**Your instructions**
Search the material for the string "Тула" and copy each line where it occurs.
- - -
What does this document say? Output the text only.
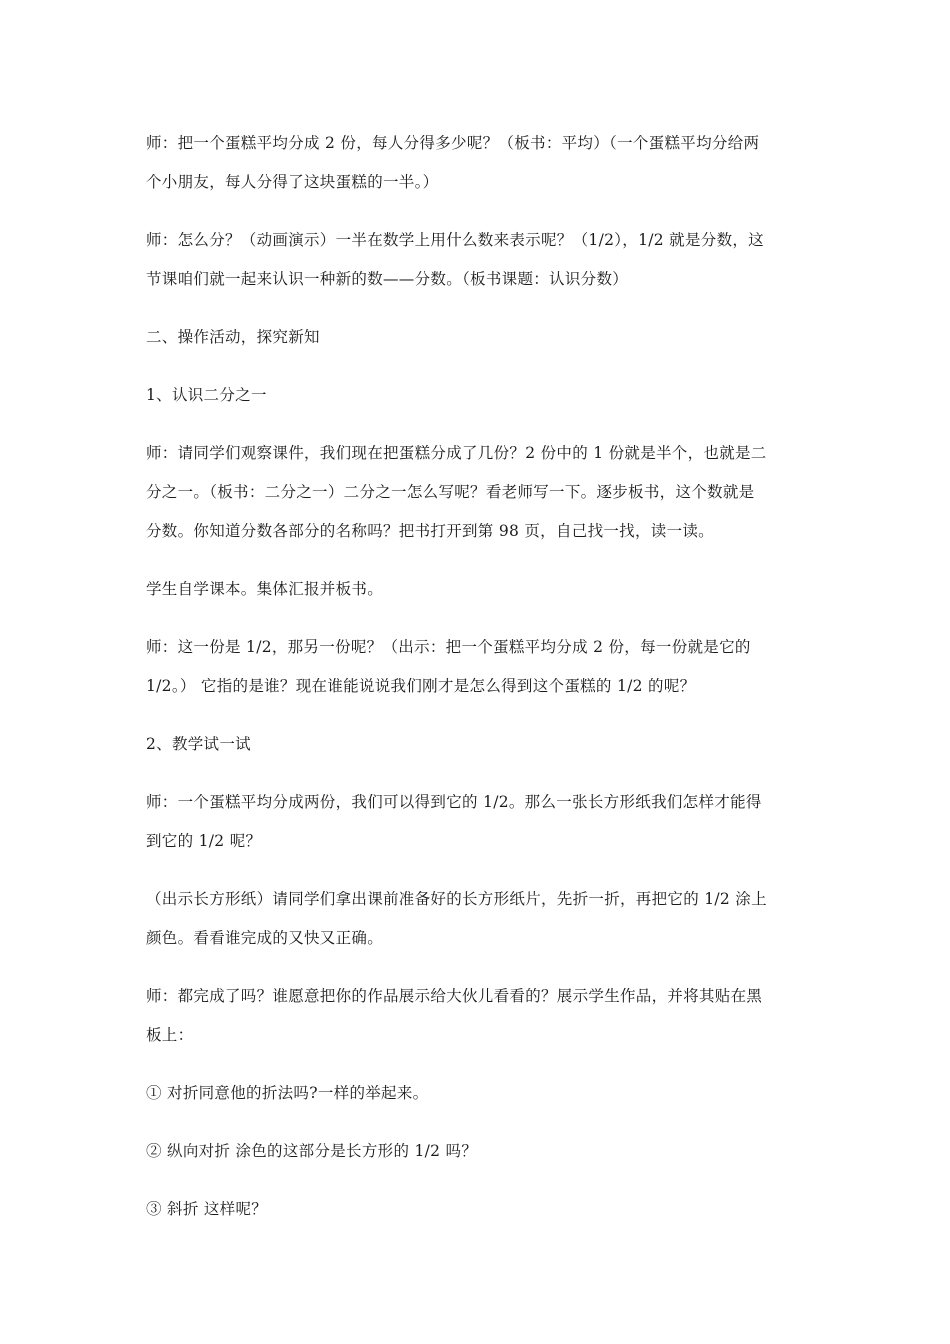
师：把一个蛋糕平均分成 2 份，每人分得多少呢？（板书：平均）（一个蛋糕平均分给两
个小朋友，每人分得了这块蛋糕的一半。）

师：怎么分？（动画演示）一半在数学上用什么数来表示呢？（1/2），1/2 就是分数，这
节课咱们就一起来认识一种新的数——分数。（板书课题：认识分数）

二、操作活动，探究新知

1、认识二分之一

师：请同学们观察课件，我们现在把蛋糕分成了几份？2 份中的 1 份就是半个，也就是二
分之一。（板书：二分之一）二分之一怎么写呢？看老师写一下。逐步板书，这个数就是
分数。你知道分数各部分的名称吗？把书打开到第 98 页，自己找一找，读一读。

学生自学课本。集体汇报并板书。

师：这一份是 1/2，那另一份呢？（出示：把一个蛋糕平均分成 2 份，每一份就是它的
1/2。） 它指的是谁？现在谁能说说我们刚才是怎么得到这个蛋糕的 1/2 的呢？

2、教学试一试

师：一个蛋糕平均分成两份，我们可以得到它的 1/2。那么一张长方形纸我们怎样才能得
到它的 1/2 呢？

（出示长方形纸）请同学们拿出课前准备好的长方形纸片，先折一折，再把它的 1/2 涂上
颜色。看看谁完成的又快又正确。

师：都完成了吗？谁愿意把你的作品展示给大伙儿看看的？展示学生作品，并将其贴在黑
板上：

① 对折同意他的折法吗?一样的举起来。

② 纵向对折 涂色的这部分是长方形的 1/2 吗？

③ 斜折 这样呢？
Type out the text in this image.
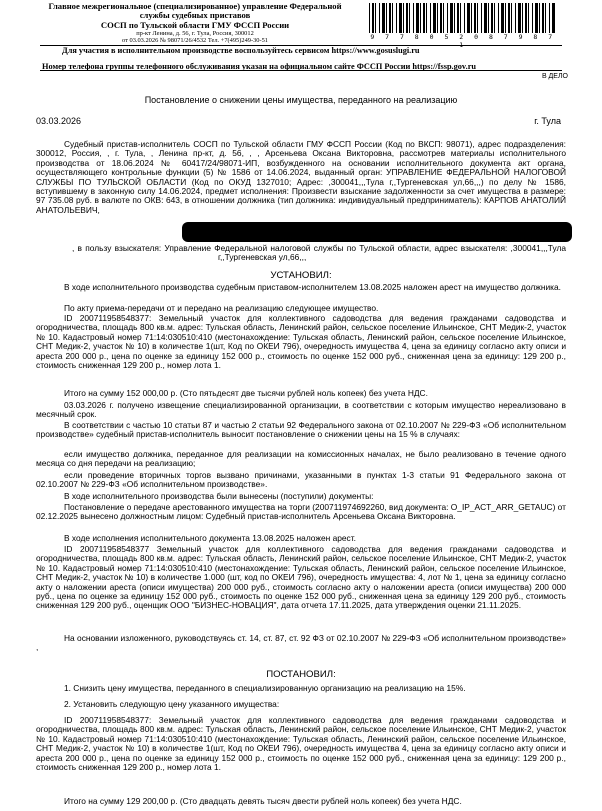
Главное межрегиональное (специализированное) управление Федеральной
службы судебных приставов
СОСП по Тульской области ГМУ ФССП России
пр-кт Ленина, д. 56, г. Тула, Россия, 300012
от 03.03.2026 № 98071/26/4532 Тел. +7(495)249-30-51	9 7 7 8 0 5 2 0 8 7 9 8 7 1
Для участия в исполнительном производстве воспользуйтесь сервисом https://www.gosuslugi.ru
Номер телефона группы телефонного обслуживания указан на официальном сайте ФССП России https://fssp.gov.ru
В ДЕЛО
Постановление о снижении цены имущества, переданного на реализацию
03.03.2026	г. Тула
Судебный пристав-исполнитель СОСП по Тульской области ГМУ ФССП России (Код по ВКСП: 98071), адрес подразделения: 300012, Россия, , г. Тула, , Ленина пр-кт, д. 56, , , Арсеньева Оксана Викторовна, рассмотрев материалы исполнительного производства от 18.06.2024 № 60417/24/98071-ИП, возбужденного на основании исполнительного документа акт органа, осуществляющего контрольные функции (5) № 1586 от 14.06.2024, выданный орган: УПРАВЛЕНИЕ ФЕДЕРАЛЬНОЙ НАЛОГОВОЙ СЛУЖБЫ ПО ТУЛЬСКОЙ ОБЛАСТИ (Код по ОКУД 1327010; Адрес: ,300041,,,Тула г,,Тургеневская ул,66,,,) по делу № 1586, вступившему в законную силу 14.06.2024, предмет исполнения: Произвести взыскание задолженности за счет имущества в размере: 97 735.08 руб. в валюте по ОКВ: 643, в отношении должника (тип должника: индивидуальный предприниматель): КАРПОВ АНАТОЛИЙ АНАТОЛЬЕВИЧ,
, в пользу взыскателя: Управление Федеральной налоговой службы по Тульской области, адрес взыскателя: ,300041,,,Тула г,,Тургеневская ул,66,,,
УСТАНОВИЛ:
В ходе исполнительного производства судебным приставом-исполнителем 13.08.2025 наложен арест на имущество должника.
По акту приема-передачи от и передано на реализацию следующее имущество.
ID 200711958548377: Земельный участок для коллективного садоводства для ведения гражданами садоводства и огородничества, площадь 800 кв.м. адрес: Тульская область, Ленинский район, сельское поселение Ильинское, СНТ Медик-2, участок № 10. Кадастровый номер 71:14:030510:410 (местонахождение: Тульская область, Ленинский район, сельское поселение Ильинское, СНТ Медик-2, участок № 10) в количестве 1(шт, Код по ОКЕИ 796), очередность имущества 4, цена за единицу согласно акту описи и ареста 200 000 р., цена по оценке за единицу 152 000 р., стоимость по оценке 152 000 руб., сниженная цена за единицу: 129 200 р., стоимость сниженная 129 200 р., номер лота 1.
Итого на сумму 152 000,00 р. (Сто пятьдесят две тысячи рублей ноль копеек) без учета НДС.
03.03.2026 г. получено извещение специализированной организации, в соответствии с которым имущество нереализовано в месячный срок.
В соответствии с частью 10 статьи 87 и частью 2 статьи 92 Федерального закона от 02.10.2007 № 229-ФЗ «Об исполнительном производстве» судебный пристав-исполнитель выносит постановление о снижении цены на 15 % в случаях:
если имущество должника, переданное для реализации на комиссионных началах, не было реализовано в течение одного месяца со дня передачи на реализацию;
если проведение вторичных торгов вызвано причинами, указанными в пунктах 1-3 статьи 91 Федерального закона от 02.10.2007 № 229-ФЗ «Об исполнительном производстве».
В ходе исполнительного производства были вынесены (поступили) документы:
Постановление о передаче арестованного имущества на торги (200711974692260, вид документа: O_IP_ACT_ARR_GETAUC) от 02.12.2025 вынесено должностным лицом: Судебный пристав-исполнитель Арсеньева Оксана Викторовна.
В ходе исполнения исполнительного документа 13.08.2025 наложен арест.
ID 200711958548377 Земельный участок для коллективного садоводства для ведения гражданами садоводства и огородничества, площадь 800 кв.м. адрес: Тульская область, Ленинский район, сельское поселение Ильинское, СНТ Медик-2, участок № 10. Кадастровый номер 71:14:030510:410 (местонахождение: Тульская область, Ленинский район, сельское поселение Ильинское, СНТ Медик-2, участок № 10) в количестве 1.000 (шт, код по ОКЕИ 796), очередность имущества: 4, лот № 1, цена за единицу согласно акту о наложении ареста (описи имущества) 200 000 руб., стоимость согласно акту о наложении ареста (описи имущества) 200 000 руб., цена по оценке за единицу 152 000 руб., стоимость по оценке 152 000 руб., сниженная цена за единицу 129 200 руб., стоимость сниженная 129 200 руб., оценщик ООО "БИЗНЕС-НОВАЦИЯ", дата отчета 17.11.2025, дата утверждения оценки 21.11.2025.
На основании изложенного, руководствуясь ст. 14, ст. 87, ст. 92 ФЗ от 02.10.2007 № 229-ФЗ «Об исполнительном производстве» ,
ПОСТАНОВИЛ:
1. Снизить цену имущества, переданного в специализированную организацию на реализацию на 15%.
2. Установить следующую цену указанного имущества:
ID 200711958548377: Земельный участок для коллективного садоводства для ведения гражданами садоводства и огородничества, площадь 800 кв.м. адрес: Тульская область, Ленинский район, сельское поселение Ильинское, СНТ Медик-2, участок № 10. Кадастровый номер 71:14:030510:410 (местонахождение: Тульская область, Ленинский район, сельское поселение Ильинское, СНТ Медик-2, участок № 10) в количестве 1(шт, Код по ОКЕИ 796), очередность имущества 4, цена за единицу согласно акту описи и ареста 200 000 р., цена по оценке за единицу 152 000 р., стоимость по оценке 152 000 руб., сниженная цена за единицу: 129 200 р., стоимость сниженная 129 200 р., номер лота 1.
Итого на сумму 129 200,00 р. (Сто двадцать девять тысяч двести рублей ноль копеек) без учета НДС.
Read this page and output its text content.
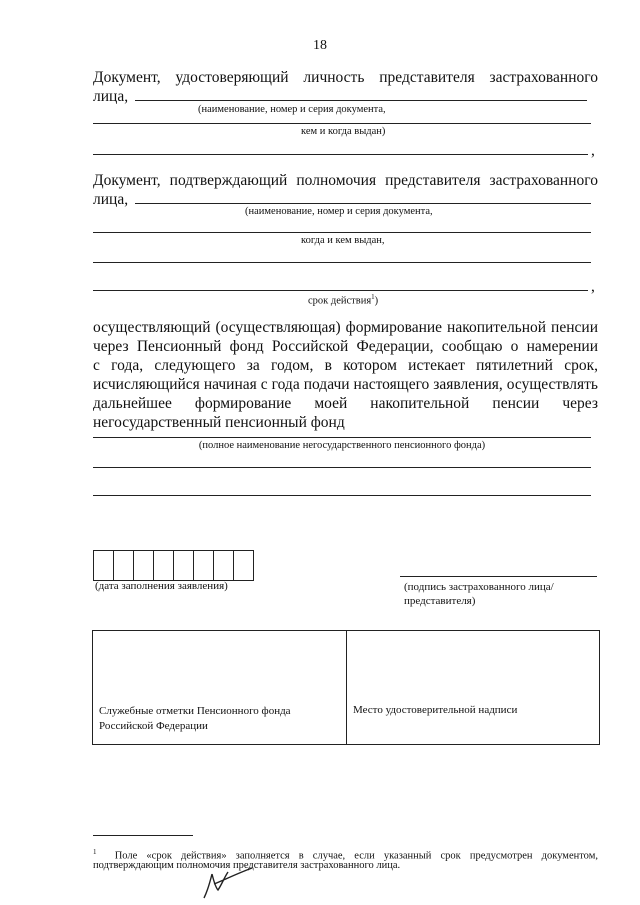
18
Документ, удостоверяющий личность представителя застрахованного
лица,
(наименование, номер и серия документа,
кем и когда выдан)
,
Документ, подтверждающий полномочия представителя застрахованного
лица,
(наименование, номер и серия документа,
когда и кем выдан,
,
срок действия$^1$)
осуществляющий (осуществляющая) формирование накопительной пенсии
через Пенсионный фонд Российской Федерации, сообщаю о намерении
с года, следующего за годом, в котором истекает пятилетний срок,
исчисляющийся начиная с года подачи настоящего заявления, осуществлять
дальнейшее формирование моей накопительной пенсии через
негосударственный пенсионный фонд
(полное наименование негосударственного пенсионного фонда)
(дата заполнения заявления)	(подпись застрахованного лица/
представителя)
Служебные отметки Пенсионного фонда
Российской Федерации
Место удостоверительной надписи
$^1$ Поле «срок действия» заполняется в случае, если указанный срок предусмотрен документом,
подтверждающим полномочия представителя застрахованного лица.
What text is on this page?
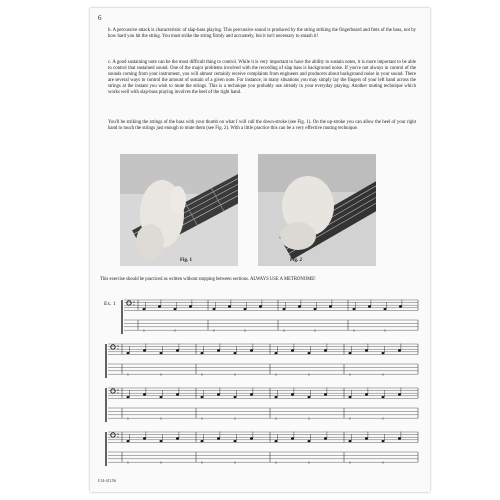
6

b. A percussive attack is characteristic of slap-bass playing. This percussive sound is produced by the string striking the fingerboard and frets of the bass, not by how hard you hit the string. You must strike the string firmly and accurately, but it isn't necessary to smash it!

c. A good sustaining note can be the most difficult thing to control. While it is very important to have the ability to sustain notes, it is more important to be able to control that sustained sound. One of the major problems involved with the recording of slap bass is background noise. If you're not always in control of the sounds coming from your instrument, you will almost certainly receive complaints from engineers and producers about background noise in your sound. There are several ways to control the amount of sustain of a given note. For instance, in many situations you may simply lay the fingers of your left hand across the strings at the instant you wish to mute the strings. This is a technique you probably use already in your everyday playing. Another muting technique which works well with slap-bass playing involves the heel of the right hand.

You'll be striking the strings of the bass with your thumb on what I will call the down-stroke (see Fig. 1). On the up-stroke you can allow the heel of your right hand to touch the strings just enough to mute them (see Fig. 2). With a little practice this can be a very effective muting technique.

Fig. 1	Fig. 2

This exercise should be practiced as written without stopping between sections. ALWAYS USE A METRONOME!

Ex. 1
0	0	0	0	0	0	0	0
0	0	0	0	0	0	0	0
0	0	0	0	0	0	0	0
0	0	0	0	0	0	0	0
£14-41156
- - -
**Expected answer**
пр-кт Ленина, д. 56, г. Тула, Россия, 300012
03.03.2026	г. Тула
Судебный пристав-исполнитель СОСП по Тульской области ГМУ ФССП России (Код по ВКСП: 98071), адрес подразделения: 300012, Россия, , г. Тула, , Ленина пр-кт, д. 56, , , Арсеньева Оксана Викторовна, рассмотрев материалы исполнительного производства от 18.06.2024 № 60417/24/98071-ИП, возбужденного на основании исполнительного документа акт органа, осуществляющего контрольные функции (5) № 1586 от 14.06.2024, выданный орган: УПРАВЛЕНИЕ ФЕДЕРАЛЬНОЙ НАЛОГОВОЙ СЛУЖБЫ ПО ТУЛЬСКОЙ ОБЛАСТИ (Код по ОКУД 1327010; Адрес: ,300041,,,Тула г,,Тургеневская ул,66,,,) по делу № 1586, вступившему в законную силу 14.06.2024, предмет исполнения: Произвести взыскание задолженности за счет имущества в размере: 97 735.08 руб. в валюте по ОКВ: 643, в отношении должника (тип должника: индивидуальный предприниматель): КАРПОВ АНАТОЛИЙ АНАТОЛЬЕВИЧ,
, в пользу взыскателя: Управление Федеральной налоговой службы по Тульской области, адрес взыскателя: ,300041,,,Тула г,,Тургеневская ул,66,,,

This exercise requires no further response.